▶ _Required tasks_:
(1) Using the quoted endorsements of the book on John Money, answer these:
(a) Whose name follows the first endorsement?
(b) Which term is Money said to have coined?
(c) From what does the book's title derive?
(2) Carry on the quoted endorsements of the book on John Money from the point where they stop.
[[ Text provided, beginning ]]
“John Money's influential and controversial career has never received the careful, critical, and nuanced attention it deserves—until now. Coauthors Downing, Morland, and Sullivan bring three very different forms of expertise to bear on Money's work and its legacy, in a study that should be of interest to scholars of medicine and sexuality alike.”
— Susan Stryker
“One of the most prominent and prolific sexologists of the second half of the twentieth century, John Money coined the term “gender” and pioneered the use of surgical procedures to treat intersex and transgender subjects. In this timely and important critical reassessment of Money’s work, Downing, Morland, and Sullivan lay bare the inconsistencies and assumptions embedded in his conceptualisation of sex. The title of the book derives from Money’s own term for his particular brand of sexology while also, as the authors astutely point out, providing the critical tools with which to fuck with sexology itself.”
[[ Text provided, end ]]
[[ Data records, beginning ]]
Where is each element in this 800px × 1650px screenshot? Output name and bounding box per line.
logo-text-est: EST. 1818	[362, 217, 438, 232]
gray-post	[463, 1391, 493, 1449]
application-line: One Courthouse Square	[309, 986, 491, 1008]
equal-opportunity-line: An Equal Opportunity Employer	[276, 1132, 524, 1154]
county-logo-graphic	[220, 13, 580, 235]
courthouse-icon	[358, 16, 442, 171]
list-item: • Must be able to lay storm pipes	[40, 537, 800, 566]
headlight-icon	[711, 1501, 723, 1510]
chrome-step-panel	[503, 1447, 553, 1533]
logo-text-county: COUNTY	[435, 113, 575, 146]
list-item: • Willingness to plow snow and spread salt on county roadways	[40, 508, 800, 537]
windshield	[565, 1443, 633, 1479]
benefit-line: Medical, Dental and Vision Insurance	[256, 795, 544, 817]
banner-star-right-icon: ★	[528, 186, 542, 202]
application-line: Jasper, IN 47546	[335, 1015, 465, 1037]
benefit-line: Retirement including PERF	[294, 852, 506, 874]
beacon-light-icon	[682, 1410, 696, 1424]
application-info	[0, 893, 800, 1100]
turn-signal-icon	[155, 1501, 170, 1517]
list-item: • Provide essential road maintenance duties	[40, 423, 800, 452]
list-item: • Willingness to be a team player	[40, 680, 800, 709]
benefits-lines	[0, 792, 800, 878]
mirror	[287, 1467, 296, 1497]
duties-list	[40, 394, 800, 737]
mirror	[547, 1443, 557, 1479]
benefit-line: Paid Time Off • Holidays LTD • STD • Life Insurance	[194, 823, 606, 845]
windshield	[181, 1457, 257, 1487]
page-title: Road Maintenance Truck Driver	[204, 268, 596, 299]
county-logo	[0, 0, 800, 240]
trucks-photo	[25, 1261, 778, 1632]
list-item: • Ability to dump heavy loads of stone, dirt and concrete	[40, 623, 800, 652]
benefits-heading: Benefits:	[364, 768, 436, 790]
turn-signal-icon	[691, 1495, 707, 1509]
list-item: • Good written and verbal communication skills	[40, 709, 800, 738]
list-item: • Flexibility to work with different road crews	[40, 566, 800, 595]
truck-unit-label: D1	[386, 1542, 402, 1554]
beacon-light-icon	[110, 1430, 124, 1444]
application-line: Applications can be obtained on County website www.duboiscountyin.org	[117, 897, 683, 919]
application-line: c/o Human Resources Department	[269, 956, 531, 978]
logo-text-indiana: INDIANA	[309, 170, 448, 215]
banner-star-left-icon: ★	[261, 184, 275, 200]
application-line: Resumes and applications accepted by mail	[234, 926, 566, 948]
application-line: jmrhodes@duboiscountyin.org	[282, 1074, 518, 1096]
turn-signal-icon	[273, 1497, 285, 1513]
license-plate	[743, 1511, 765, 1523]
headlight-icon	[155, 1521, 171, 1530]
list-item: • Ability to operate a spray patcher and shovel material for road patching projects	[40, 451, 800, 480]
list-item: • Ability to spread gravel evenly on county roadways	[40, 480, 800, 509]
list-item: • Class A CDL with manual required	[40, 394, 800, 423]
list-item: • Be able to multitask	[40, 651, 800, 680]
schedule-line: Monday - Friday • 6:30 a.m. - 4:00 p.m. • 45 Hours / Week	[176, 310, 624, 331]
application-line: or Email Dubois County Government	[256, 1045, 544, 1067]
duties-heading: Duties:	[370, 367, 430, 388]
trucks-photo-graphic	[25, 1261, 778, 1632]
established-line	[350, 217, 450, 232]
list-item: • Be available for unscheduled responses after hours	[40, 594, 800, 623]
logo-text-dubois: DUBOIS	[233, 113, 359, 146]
[[ Data records, end ]]
▶ _Responses for each task_:
(1)
(a) Susan Stryker
(b) "gender"
(c) Money's own term for his particular brand of sexology

(2)
— Elizabeth Stephens
“This book makes a unique and exciting contribution to the field, examining in detail Money's work on the concepts of ‘hermaphroditism’, ‘transsexualism’, and ‘paraphilia.’ It is a well-founded critique that goes to the heart of sexological research methodology and its underpinning assumptions. This work is queer, critical, historically astute, and politically engaged—offering an analysis that many of us have been looking forward to, and that will certainly contribute to our work.”
— Katrina Roen
“In Fuckology, Downing and co-authors capture Money’s story ably.”
— New Scientist
“Downing, Morland, and Sullivan provide a critical exposition of John Money’s extensive oeuvre, introducing original, and illuminative debates regarding the historical context and intellectual stimuli behind his work whilst conjointly—in their own words—‘fucking with’ Money’s frequently destructive dogma. . . . The authors competently elucidate the nuances of Money’s expansive and controversial career and make use of the ‘plasticity’ of his arguments to narrativise conflicts which were fundamental to his, and others’, conceptualizations of the moral, humanist, and medical implications of coining diagnostic concepts relating to sex, as well as the resulting implementation of behavioral, juridical, and surgical responses. This will be hugely beneficial to scholars of medicine and further afield, medical practitioners, and to academics and postgraduates with interests in gender, sex and sexuality.”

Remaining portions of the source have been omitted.